Problem: Copy out the records precisely, omitting pictures.

Dataset extract:
● ● ●

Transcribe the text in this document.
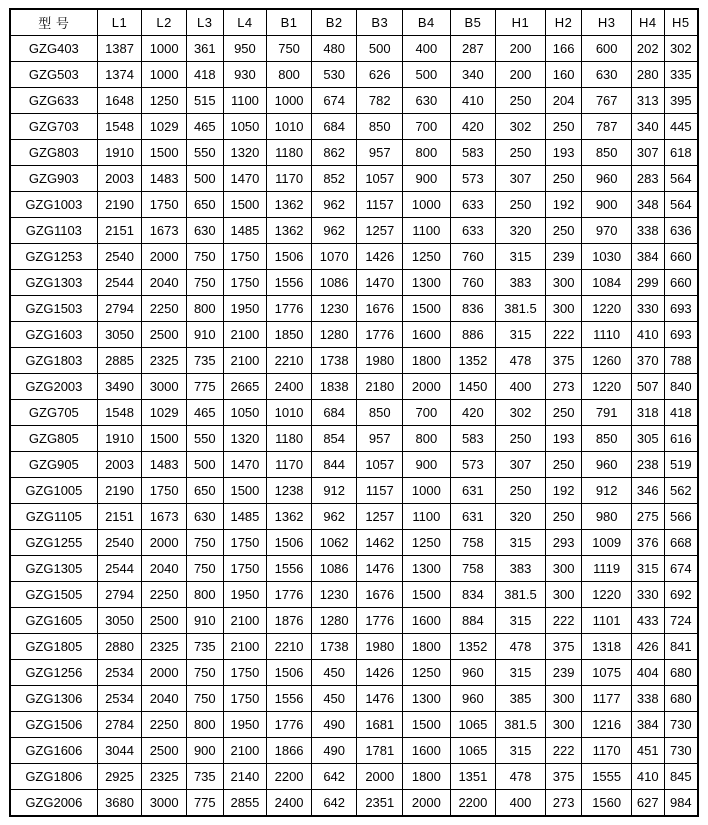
型 号	L1	L2	L3	L4	B1	B2	B3	B4	B5	H1	H2	H3	H4	H5
GZG403	1387	1000	361	950	750	480	500	400	287	200	166	600	202	302
GZG503	1374	1000	418	930	800	530	626	500	340	200	160	630	280	335
GZG633	1648	1250	515	1100	1000	674	782	630	410	250	204	767	313	395
GZG703	1548	1029	465	1050	1010	684	850	700	420	302	250	787	340	445
GZG803	1910	1500	550	1320	1180	862	957	800	583	250	193	850	307	618
GZG903	2003	1483	500	1470	1170	852	1057	900	573	307	250	960	283	564
GZG1003	2190	1750	650	1500	1362	962	1157	1000	633	250	192	900	348	564
GZG1103	2151	1673	630	1485	1362	962	1257	1100	633	320	250	970	338	636
GZG1253	2540	2000	750	1750	1506	1070	1426	1250	760	315	239	1030	384	660
GZG1303	2544	2040	750	1750	1556	1086	1470	1300	760	383	300	1084	299	660
GZG1503	2794	2250	800	1950	1776	1230	1676	1500	836	381.5	300	1220	330	693
GZG1603	3050	2500	910	2100	1850	1280	1776	1600	886	315	222	1110	410	693
GZG1803	2885	2325	735	2100	2210	1738	1980	1800	1352	478	375	1260	370	788
GZG2003	3490	3000	775	2665	2400	1838	2180	2000	1450	400	273	1220	507	840
GZG705	1548	1029	465	1050	1010	684	850	700	420	302	250	791	318	418
GZG805	1910	1500	550	1320	1180	854	957	800	583	250	193	850	305	616
GZG905	2003	1483	500	1470	1170	844	1057	900	573	307	250	960	238	519
GZG1005	2190	1750	650	1500	1238	912	1157	1000	631	250	192	912	346	562
GZG1105	2151	1673	630	1485	1362	962	1257	1100	631	320	250	980	275	566
GZG1255	2540	2000	750	1750	1506	1062	1462	1250	758	315	293	1009	376	668
GZG1305	2544	2040	750	1750	1556	1086	1476	1300	758	383	300	1119	315	674
GZG1505	2794	2250	800	1950	1776	1230	1676	1500	834	381.5	300	1220	330	692
GZG1605	3050	2500	910	2100	1876	1280	1776	1600	884	315	222	1101	433	724
GZG1805	2880	2325	735	2100	2210	1738	1980	1800	1352	478	375	1318	426	841
GZG1256	2534	2000	750	1750	1506	450	1426	1250	960	315	239	1075	404	680
GZG1306	2534	2040	750	1750	1556	450	1476	1300	960	385	300	1177	338	680
GZG1506	2784	2250	800	1950	1776	490	1681	1500	1065	381.5	300	1216	384	730
GZG1606	3044	2500	900	2100	1866	490	1781	1600	1065	315	222	1170	451	730
GZG1806	2925	2325	735	2140	2200	642	2000	1800	1351	478	375	1555	410	845
GZG2006	3680	3000	775	2855	2400	642	2351	2000	2200	400	273	1560	627	984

● ● ●

Final result:
Transcribe the text in this document.
型 号	L1	L2	L3	L4	B1	B2	B3	B4	B5	H1	H2	H3	H4	H5
GZG403	1387	1000	361	950	750	480	500	400	287	200	166	600	202	302
GZG503	1374	1000	418	930	800	530	626	500	340	200	160	630	280	335
GZG633	1648	1250	515	1100	1000	674	782	630	410	250	204	767	313	395
GZG703	1548	1029	465	1050	1010	684	850	700	420	302	250	787	340	445
GZG803	1910	1500	550	1320	1180	862	957	800	583	250	193	850	307	618
GZG903	2003	1483	500	1470	1170	852	1057	900	573	307	250	960	283	564
GZG1003	2190	1750	650	1500	1362	962	1157	1000	633	250	192	900	348	564
GZG1103	2151	1673	630	1485	1362	962	1257	1100	633	320	250	970	338	636
GZG1253	2540	2000	750	1750	1506	1070	1426	1250	760	315	239	1030	384	660
GZG1303	2544	2040	750	1750	1556	1086	1470	1300	760	383	300	1084	299	660
GZG1503	2794	2250	800	1950	1776	1230	1676	1500	836	381.5	300	1220	330	693
GZG1603	3050	2500	910	2100	1850	1280	1776	1600	886	315	222	1110	410	693
GZG1803	2885	2325	735	2100	2210	1738	1980	1800	1352	478	375	1260	370	788
GZG2003	3490	3000	775	2665	2400	1838	2180	2000	1450	400	273	1220	507	840
GZG705	1548	1029	465	1050	1010	684	850	700	420	302	250	791	318	418
GZG805	1910	1500	550	1320	1180	854	957	800	583	250	193	850	305	616
GZG905	2003	1483	500	1470	1170	844	1057	900	573	307	250	960	238	519
GZG1005	2190	1750	650	1500	1238	912	1157	1000	631	250	192	912	346	562
GZG1105	2151	1673	630	1485	1362	962	1257	1100	631	320	250	980	275	566
GZG1255	2540	2000	750	1750	1506	1062	1462	1250	758	315	293	1009	376	668
GZG1305	2544	2040	750	1750	1556	1086	1476	1300	758	383	300	1119	315	674
GZG1505	2794	2250	800	1950	1776	1230	1676	1500	834	381.5	300	1220	330	692
GZG1605	3050	2500	910	2100	1876	1280	1776	1600	884	315	222	1101	433	724
GZG1805	2880	2325	735	2100	2210	1738	1980	1800	1352	478	375	1318	426	841
GZG1256	2534	2000	750	1750	1506	450	1426	1250	960	315	239	1075	404	680
GZG1306	2534	2040	750	1750	1556	450	1476	1300	960	385	300	1177	338	680
GZG1506	2784	2250	800	1950	1776	490	1681	1500	1065	381.5	300	1216	384	730
GZG1606	3044	2500	900	2100	1866	490	1781	1600	1065	315	222	1170	451	730
GZG1806	2925	2325	735	2140	2200	642	2000	1800	1351	478	375	1555	410	845
GZG2006	3680	3000	775	2855	2400	642	2351	2000	2200	400	273	1560	627	984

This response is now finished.